● **TASK DATA**:
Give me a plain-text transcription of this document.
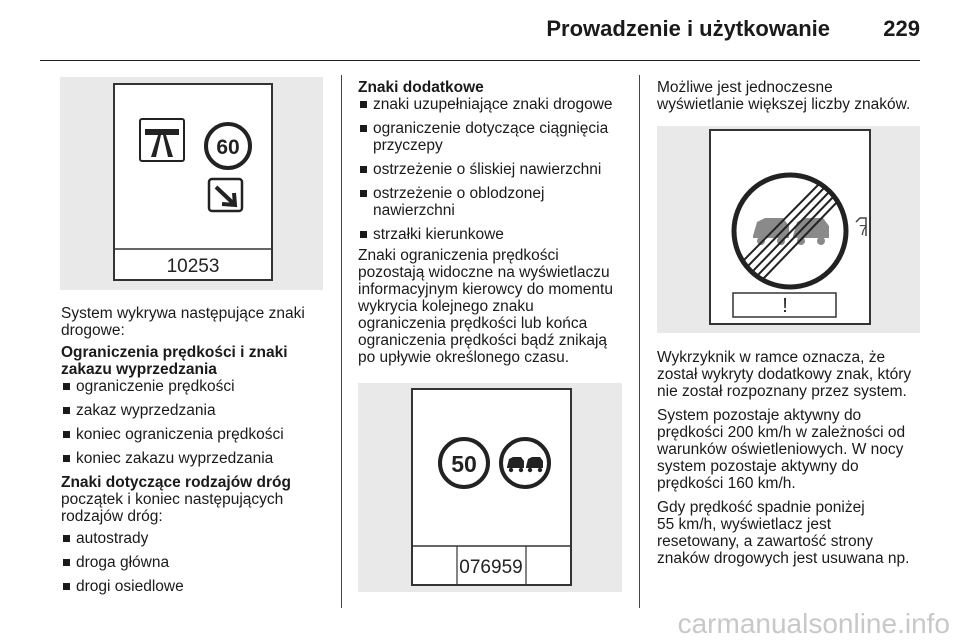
Prowadzenie i użytkowanie 229
60
10253

System wykrywa następujące znaki drogowe:

Ograniczenia prędkości i znaki
zakazu wyprzedzania
ograniczenie prędkości
zakaz wyprzedzania
koniec ograniczenia prędkości
koniec zakazu wyprzedzania
Znaki dotyczące rodzajów dróg

początek i koniec następujących
rodzajów dróg:

autostrady
droga główna
drogi osiedlowe
Znaki dodatkowe
znaki uzupełniające znaki drogowe
ograniczenie dotyczące ciągnięcia
przyczepy
ostrzeżenie o śliskiej nawierzchni
ostrzeżenie o oblodzonej
nawierzchni
strzałki kierunkowe

Znaki ograniczenia prędkości
pozostają widoczne na wyświetlaczu
informacyjnym kierowcy do momentu
wykrycia kolejnego znaku
ograniczenia prędkości lub końca
ograniczenia prędkości bądź znikają
po upływie określonego czasu.

50
076959

Możliwe jest jednoczesne
wyświetlanie większej liczby znaków.

7
!

Wykrzyknik w ramce oznacza, że
został wykryty dodatkowy znak, który
nie został rozpoznany przez system.

System pozostaje aktywny do
prędkości 200 km/h w zależności od
warunków oświetleniowych. W nocy
system pozostaje aktywny do
prędkości 160 km/h.

Gdy prędkość spadnie poniżej
55 km/h, wyświetlacz jest
resetowany, a zawartość strony
znaków drogowych jest usuwana np.

carmanualsonline.info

● **OBJECTIVE**: Make an exact reproduction of the listing above, without any pictures.

● **ANSWER TO THIS EXERCISE**:
Give me a plain-text transcription of this document.
Prowadzenie i użytkowanie 229
60
10253

System wykrywa następujące znaki drogowe:

Ograniczenia prędkości i znaki
zakazu wyprzedzania
ograniczenie prędkości
zakaz wyprzedzania
koniec ograniczenia prędkości
koniec zakazu wyprzedzania
Znaki dotyczące rodzajów dróg

początek i koniec następujących
rodzajów dróg:

autostrady
droga główna
drogi osiedlowe
Znaki dodatkowe
znaki uzupełniające znaki drogowe
ograniczenie dotyczące ciągnięcia
przyczepy
ostrzeżenie o śliskiej nawierzchni
ostrzeżenie o oblodzonej
nawierzchni
strzałki kierunkowe

Znaki ograniczenia prędkości
pozostają widoczne na wyświetlaczu
informacyjnym kierowcy do momentu
wykrycia kolejnego znaku
ograniczenia prędkości lub końca
ograniczenia prędkości bądź znikają
po upływie określonego czasu.

50
076959

Możliwe jest jednoczesne
wyświetlanie większej liczby znaków.

7
!

Wykrzyknik w ramce oznacza, że
został wykryty dodatkowy znak, który
nie został rozpoznany przez system.

System pozostaje aktywny do
prędkości 200 km/h w zależności od
warunków oświetleniowych. W nocy
system pozostaje aktywny do
prędkości 160 km/h.

Gdy prędkość spadnie poniżej
55 km/h, wyświetlacz jest
resetowany, a zawartość strony
znaków drogowych jest usuwana np.

carmanualsonline.info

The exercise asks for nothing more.